Written problem ▸ Copy the full set of lines exactly as given.

Provided entries ▸
- - -

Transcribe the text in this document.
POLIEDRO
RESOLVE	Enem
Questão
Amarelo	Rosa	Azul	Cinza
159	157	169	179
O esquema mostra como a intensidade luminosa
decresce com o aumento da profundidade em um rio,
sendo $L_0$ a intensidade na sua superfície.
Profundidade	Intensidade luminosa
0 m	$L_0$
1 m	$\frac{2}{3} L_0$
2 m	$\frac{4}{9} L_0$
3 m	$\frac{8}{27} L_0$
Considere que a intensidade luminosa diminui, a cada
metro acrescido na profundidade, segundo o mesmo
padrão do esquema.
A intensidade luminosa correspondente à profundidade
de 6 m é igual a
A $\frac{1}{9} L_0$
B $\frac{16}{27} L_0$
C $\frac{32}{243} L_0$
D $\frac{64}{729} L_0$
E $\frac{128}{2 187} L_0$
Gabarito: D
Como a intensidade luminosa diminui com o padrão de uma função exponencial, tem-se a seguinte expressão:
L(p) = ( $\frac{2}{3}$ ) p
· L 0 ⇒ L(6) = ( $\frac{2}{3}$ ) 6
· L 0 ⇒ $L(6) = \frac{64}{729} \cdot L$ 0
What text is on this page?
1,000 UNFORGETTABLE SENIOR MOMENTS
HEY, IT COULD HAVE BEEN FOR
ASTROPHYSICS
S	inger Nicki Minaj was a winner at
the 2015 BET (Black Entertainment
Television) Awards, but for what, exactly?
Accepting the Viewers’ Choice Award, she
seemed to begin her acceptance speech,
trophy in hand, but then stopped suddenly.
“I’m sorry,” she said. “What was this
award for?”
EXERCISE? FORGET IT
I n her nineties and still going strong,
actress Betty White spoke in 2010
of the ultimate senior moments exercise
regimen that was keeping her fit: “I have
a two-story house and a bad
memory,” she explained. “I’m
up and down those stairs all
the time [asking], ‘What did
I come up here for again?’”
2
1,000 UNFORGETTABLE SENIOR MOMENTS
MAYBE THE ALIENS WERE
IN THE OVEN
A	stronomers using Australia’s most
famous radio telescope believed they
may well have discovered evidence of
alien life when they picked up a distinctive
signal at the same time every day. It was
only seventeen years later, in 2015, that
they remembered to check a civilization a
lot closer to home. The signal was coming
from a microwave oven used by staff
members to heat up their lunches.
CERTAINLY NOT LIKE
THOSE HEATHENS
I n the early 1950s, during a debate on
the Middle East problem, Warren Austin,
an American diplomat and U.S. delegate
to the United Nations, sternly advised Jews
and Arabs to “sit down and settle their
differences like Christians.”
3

- - -

Completed exercise ▸
Transcribe the text in this document.
POLIEDRO
RESOLVE	Enem
Questão
Amarelo	Rosa	Azul	Cinza
159	157	169	179
O esquema mostra como a intensidade luminosa
decresce com o aumento da profundidade em um rio,
sendo $L_0$ a intensidade na sua superfície.
Profundidade	Intensidade luminosa
0 m	$L_0$
1 m	$\frac{2}{3} L_0$
2 m	$\frac{4}{9} L_0$
3 m	$\frac{8}{27} L_0$
Considere que a intensidade luminosa diminui, a cada
metro acrescido na profundidade, segundo o mesmo
padrão do esquema.
A intensidade luminosa correspondente à profundidade
de 6 m é igual a
A $\frac{1}{9} L_0$
B $\frac{16}{27} L_0$
C $\frac{32}{243} L_0$
D $\frac{64}{729} L_0$
E $\frac{128}{2 187} L_0$
Gabarito: D
Como a intensidade luminosa diminui com o padrão de uma função exponencial, tem-se a seguinte expressão:
L(p) = ( $\frac{2}{3}$ ) p
· L 0 ⇒ L(6) = ( $\frac{2}{3}$ ) 6
· L 0 ⇒ $L(6) = \frac{64}{729} \cdot L$ 0
What text is on this page?
1,000 UNFORGETTABLE SENIOR MOMENTS
HEY, IT COULD HAVE BEEN FOR
ASTROPHYSICS
S	inger Nicki Minaj was a winner at
the 2015 BET (Black Entertainment
Television) Awards, but for what, exactly?
Accepting the Viewers’ Choice Award, she
seemed to begin her acceptance speech,
trophy in hand, but then stopped suddenly.
“I’m sorry,” she said. “What was this
award for?”
EXERCISE? FORGET IT
I n her nineties and still going strong,
actress Betty White spoke in 2010
of the ultimate senior moments exercise
regimen that was keeping her fit: “I have
a two-story house and a bad
memory,” she explained. “I’m
up and down those stairs all
the time [asking], ‘What did
I come up here for again?’”
2
1,000 UNFORGETTABLE SENIOR MOMENTS
MAYBE THE ALIENS WERE
IN THE OVEN
A	stronomers using Australia’s most
famous radio telescope believed they
may well have discovered evidence of
alien life when they picked up a distinctive
signal at the same time every day. It was
only seventeen years later, in 2015, that
they remembered to check a civilization a
lot closer to home. The signal was coming
from a microwave oven used by staff
members to heat up their lunches.
CERTAINLY NOT LIKE
THOSE HEATHENS
I n the early 1950s, during a debate on
the Middle East problem, Warren Austin,
an American diplomat and U.S. delegate
to the United Nations, sternly advised Jews
and Arabs to “sit down and settle their
differences like Christians.”
3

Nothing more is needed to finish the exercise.